[Entries from a dataset]
## begin
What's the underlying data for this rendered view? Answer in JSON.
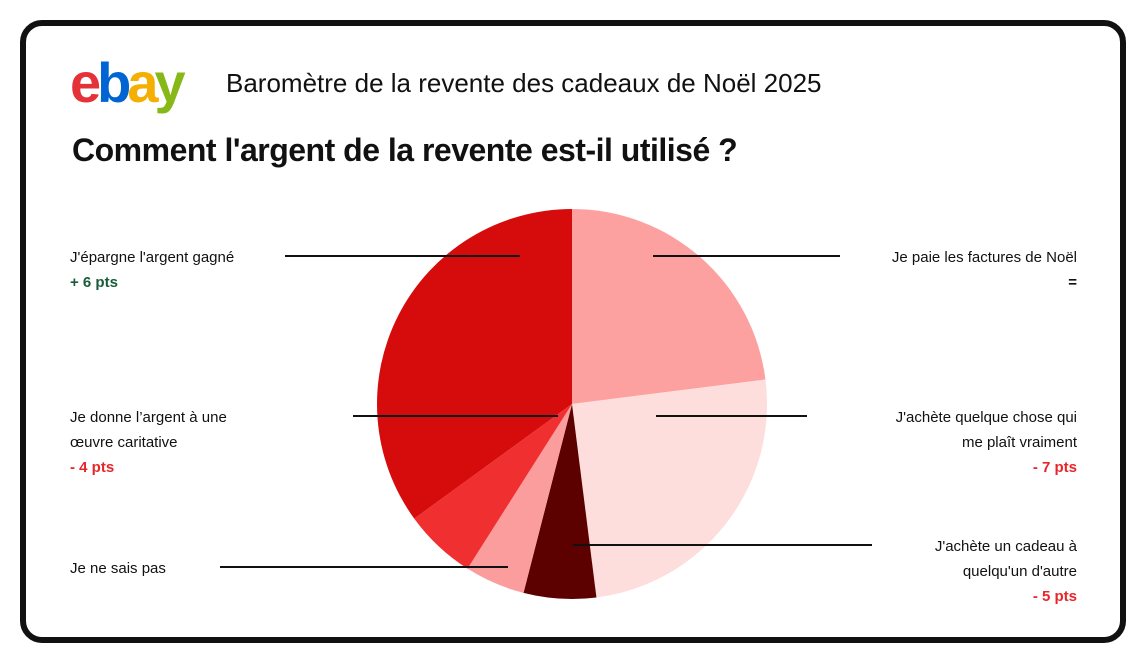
{
  "logo": "ebay",
  "logo_colors": [
    "#e53238",
    "#0064d2",
    "#f5af02",
    "#86b817"
  ],
  "chart_data": {
    "type": "pie",
    "title": "Baromètre de la revente des cadeaux de Noël 2025",
    "subtitle": "Comment l'argent de la revente est-il utilisé ?",
    "categories": [
      "Je paie les factures de Noël",
      "J'achète quelque chose qui\nme plaît vraiment",
      "J'achète un cadeau à\nquelqu'un d'autre",
      "Je ne sais pas",
      "Je donne l’argent à une\nœuvre caritative",
      "J'épargne l'argent gagné"
    ],
    "values": [
      23,
      25,
      6,
      5,
      6,
      35
    ],
    "colors": [
      "#fda0a0",
      "#fedddd",
      "#5c0000",
      "#fc9d9d",
      "#f03030",
      "#d60c0c"
    ],
    "changes": [
      "=",
      "- 7 pts",
      "- 5 pts",
      null,
      "- 4 pts",
      "+ 6 pts"
    ],
    "change_colors": [
      "#111111",
      "#e8262a",
      "#e8262a",
      null,
      "#e8262a",
      "#1a5c3a"
    ]
  }
}
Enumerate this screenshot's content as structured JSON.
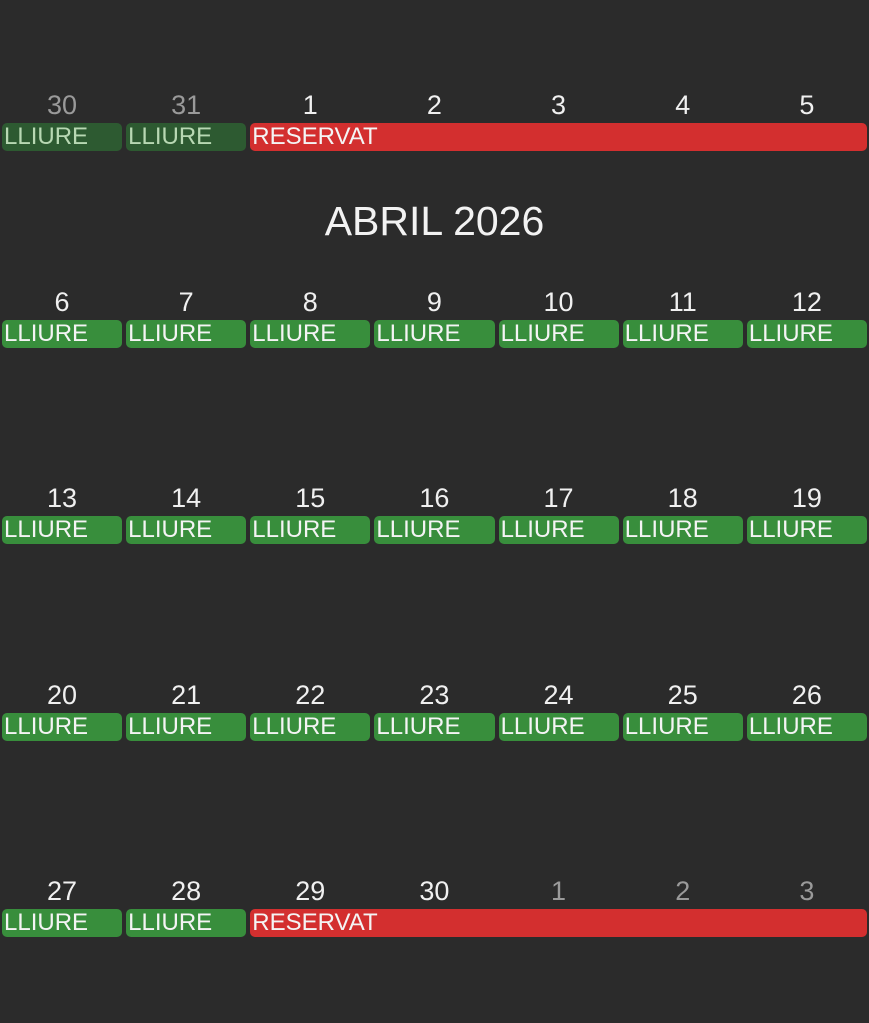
## end
What the task requires — From the listing above, collect each line in which the string "argent" appears.

Exercise solution —
    "subtitle": "Comment l'argent de la revente est-il utilisé ?",
      "Je donne l’argent à une\nœuvre caritative",
      "J'épargne l'argent gagné"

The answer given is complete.